EXERCISE DETAILS >> Using the listing below, please gather every line containing the word "حدثنا".

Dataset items
• • •
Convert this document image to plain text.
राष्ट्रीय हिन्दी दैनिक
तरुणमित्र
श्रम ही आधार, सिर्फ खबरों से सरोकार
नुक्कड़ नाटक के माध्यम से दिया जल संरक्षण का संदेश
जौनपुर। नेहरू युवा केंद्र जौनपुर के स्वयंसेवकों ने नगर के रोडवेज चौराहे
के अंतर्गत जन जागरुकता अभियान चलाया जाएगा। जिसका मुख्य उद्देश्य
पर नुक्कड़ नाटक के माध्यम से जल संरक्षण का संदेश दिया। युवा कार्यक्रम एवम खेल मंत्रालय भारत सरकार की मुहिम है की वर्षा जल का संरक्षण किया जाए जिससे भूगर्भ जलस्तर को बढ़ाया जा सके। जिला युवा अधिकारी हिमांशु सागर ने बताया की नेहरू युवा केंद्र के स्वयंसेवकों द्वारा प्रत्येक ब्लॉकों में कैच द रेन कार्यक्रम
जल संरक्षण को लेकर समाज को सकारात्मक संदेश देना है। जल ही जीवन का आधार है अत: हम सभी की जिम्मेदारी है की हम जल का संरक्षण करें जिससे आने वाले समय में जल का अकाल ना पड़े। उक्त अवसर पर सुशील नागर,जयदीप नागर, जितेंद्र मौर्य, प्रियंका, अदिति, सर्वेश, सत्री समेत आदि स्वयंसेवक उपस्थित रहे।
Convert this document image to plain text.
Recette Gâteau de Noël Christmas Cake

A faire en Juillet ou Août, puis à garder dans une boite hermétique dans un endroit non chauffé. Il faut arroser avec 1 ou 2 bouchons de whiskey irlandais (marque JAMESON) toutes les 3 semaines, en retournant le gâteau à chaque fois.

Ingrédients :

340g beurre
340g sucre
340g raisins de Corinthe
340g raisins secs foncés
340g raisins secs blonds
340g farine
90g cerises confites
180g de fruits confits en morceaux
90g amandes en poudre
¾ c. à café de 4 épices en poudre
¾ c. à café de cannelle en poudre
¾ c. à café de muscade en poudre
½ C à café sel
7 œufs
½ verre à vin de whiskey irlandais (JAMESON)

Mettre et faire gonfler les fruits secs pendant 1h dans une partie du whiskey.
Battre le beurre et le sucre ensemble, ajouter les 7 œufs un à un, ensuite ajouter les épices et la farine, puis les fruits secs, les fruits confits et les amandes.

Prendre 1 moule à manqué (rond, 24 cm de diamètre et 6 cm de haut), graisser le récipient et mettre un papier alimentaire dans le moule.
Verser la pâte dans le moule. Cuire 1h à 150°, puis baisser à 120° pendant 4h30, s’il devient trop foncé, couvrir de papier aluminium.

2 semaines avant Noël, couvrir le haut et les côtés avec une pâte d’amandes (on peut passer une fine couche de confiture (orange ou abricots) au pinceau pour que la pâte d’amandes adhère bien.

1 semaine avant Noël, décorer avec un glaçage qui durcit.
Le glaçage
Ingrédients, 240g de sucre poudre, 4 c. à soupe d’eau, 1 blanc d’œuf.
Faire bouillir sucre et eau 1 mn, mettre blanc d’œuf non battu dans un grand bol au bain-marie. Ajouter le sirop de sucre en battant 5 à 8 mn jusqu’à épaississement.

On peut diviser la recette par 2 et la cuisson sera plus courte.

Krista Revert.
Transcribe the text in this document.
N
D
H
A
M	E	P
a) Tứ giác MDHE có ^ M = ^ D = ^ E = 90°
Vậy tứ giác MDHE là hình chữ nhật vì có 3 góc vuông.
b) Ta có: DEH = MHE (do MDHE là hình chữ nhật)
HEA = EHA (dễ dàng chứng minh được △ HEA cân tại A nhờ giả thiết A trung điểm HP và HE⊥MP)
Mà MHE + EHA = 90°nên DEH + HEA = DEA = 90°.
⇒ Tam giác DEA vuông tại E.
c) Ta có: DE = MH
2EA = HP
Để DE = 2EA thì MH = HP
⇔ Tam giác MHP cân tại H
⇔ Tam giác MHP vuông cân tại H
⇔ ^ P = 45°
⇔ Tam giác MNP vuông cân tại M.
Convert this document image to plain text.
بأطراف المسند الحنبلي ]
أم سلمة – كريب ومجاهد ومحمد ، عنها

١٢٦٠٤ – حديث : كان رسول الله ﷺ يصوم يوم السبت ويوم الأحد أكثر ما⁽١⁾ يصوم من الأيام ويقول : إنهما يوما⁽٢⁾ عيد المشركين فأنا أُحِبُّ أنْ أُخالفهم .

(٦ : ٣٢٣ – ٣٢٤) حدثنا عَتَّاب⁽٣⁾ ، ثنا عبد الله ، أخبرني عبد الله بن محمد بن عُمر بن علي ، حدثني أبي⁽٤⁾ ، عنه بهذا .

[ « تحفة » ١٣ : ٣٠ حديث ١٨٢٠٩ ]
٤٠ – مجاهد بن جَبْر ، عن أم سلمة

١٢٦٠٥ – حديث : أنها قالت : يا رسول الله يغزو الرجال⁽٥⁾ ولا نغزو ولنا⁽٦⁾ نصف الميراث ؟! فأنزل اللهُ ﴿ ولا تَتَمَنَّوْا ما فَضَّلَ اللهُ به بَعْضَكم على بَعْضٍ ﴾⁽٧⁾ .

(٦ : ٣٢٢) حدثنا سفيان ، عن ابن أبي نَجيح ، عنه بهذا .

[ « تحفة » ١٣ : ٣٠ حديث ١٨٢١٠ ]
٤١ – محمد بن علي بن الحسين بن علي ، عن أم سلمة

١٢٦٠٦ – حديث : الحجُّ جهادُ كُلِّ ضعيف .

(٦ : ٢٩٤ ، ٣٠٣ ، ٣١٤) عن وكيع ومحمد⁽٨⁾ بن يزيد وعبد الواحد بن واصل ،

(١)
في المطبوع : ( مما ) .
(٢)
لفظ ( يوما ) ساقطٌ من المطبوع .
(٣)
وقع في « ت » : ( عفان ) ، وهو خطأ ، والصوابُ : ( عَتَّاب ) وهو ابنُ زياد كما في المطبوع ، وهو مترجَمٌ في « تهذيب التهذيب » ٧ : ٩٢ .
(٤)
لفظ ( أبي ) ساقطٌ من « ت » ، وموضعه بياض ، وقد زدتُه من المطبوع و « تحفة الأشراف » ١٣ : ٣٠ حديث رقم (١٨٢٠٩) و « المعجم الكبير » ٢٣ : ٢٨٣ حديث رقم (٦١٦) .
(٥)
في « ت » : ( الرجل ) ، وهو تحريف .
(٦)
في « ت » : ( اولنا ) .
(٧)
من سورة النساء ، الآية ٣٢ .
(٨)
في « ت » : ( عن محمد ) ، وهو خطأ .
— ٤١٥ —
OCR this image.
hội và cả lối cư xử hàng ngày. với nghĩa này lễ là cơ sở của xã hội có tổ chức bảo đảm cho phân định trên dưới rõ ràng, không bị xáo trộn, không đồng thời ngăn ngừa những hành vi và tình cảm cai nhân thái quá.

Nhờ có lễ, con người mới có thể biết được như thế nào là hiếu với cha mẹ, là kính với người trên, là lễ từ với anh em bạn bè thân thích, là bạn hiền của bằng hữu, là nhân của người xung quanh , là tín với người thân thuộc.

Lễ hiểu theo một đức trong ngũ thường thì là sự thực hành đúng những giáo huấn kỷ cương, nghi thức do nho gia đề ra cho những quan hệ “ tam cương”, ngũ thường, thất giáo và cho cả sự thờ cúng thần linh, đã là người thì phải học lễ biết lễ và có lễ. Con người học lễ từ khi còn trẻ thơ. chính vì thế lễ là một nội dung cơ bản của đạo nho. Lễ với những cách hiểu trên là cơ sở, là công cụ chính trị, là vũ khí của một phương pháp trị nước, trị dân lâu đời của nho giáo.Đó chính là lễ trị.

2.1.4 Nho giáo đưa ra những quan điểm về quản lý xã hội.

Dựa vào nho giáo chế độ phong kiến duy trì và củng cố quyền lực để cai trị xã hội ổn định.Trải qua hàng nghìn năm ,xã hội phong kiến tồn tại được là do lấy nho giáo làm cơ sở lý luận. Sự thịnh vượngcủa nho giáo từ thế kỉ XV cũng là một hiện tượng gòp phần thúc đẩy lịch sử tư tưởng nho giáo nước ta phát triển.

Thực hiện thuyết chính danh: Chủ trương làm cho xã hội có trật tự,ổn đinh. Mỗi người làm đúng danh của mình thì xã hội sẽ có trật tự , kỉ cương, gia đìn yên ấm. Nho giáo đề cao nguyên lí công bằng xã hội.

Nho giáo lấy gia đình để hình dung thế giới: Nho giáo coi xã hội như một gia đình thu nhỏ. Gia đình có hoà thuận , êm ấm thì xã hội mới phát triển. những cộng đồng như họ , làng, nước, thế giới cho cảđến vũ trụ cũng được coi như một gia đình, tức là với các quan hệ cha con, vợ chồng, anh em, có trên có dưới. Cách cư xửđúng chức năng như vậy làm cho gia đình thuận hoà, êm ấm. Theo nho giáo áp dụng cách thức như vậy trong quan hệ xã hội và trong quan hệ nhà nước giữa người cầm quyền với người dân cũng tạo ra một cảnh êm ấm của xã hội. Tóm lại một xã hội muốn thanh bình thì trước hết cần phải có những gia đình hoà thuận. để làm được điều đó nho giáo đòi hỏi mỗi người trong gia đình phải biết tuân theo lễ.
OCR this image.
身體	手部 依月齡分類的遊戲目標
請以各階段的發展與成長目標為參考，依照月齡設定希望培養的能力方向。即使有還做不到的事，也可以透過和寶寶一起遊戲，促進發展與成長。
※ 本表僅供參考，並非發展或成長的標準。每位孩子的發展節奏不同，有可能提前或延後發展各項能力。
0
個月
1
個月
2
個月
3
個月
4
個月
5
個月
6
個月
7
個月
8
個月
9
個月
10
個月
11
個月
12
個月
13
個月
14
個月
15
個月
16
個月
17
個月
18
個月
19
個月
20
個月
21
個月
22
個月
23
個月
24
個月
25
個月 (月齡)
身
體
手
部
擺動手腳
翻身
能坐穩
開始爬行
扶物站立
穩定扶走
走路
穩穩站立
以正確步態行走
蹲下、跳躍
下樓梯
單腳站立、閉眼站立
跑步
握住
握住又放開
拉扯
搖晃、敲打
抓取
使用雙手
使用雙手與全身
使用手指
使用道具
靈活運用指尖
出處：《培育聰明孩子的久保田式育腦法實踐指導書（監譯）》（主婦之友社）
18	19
• • •
RESPONSE TO THIS TASK >>
(٦ : ٣٢٣ – ٣٢٤) حدثنا عَتَّاب⁽٣⁾ ، ثنا عبد الله ، أخبرني عبد الله بن محمد بن عُمر بن علي ، حدثني أبي⁽٤⁾ ، عنه بهذا .
(٦ : ٣٢٢) حدثنا سفيان ، عن ابن أبي نَجيح ، عنه بهذا .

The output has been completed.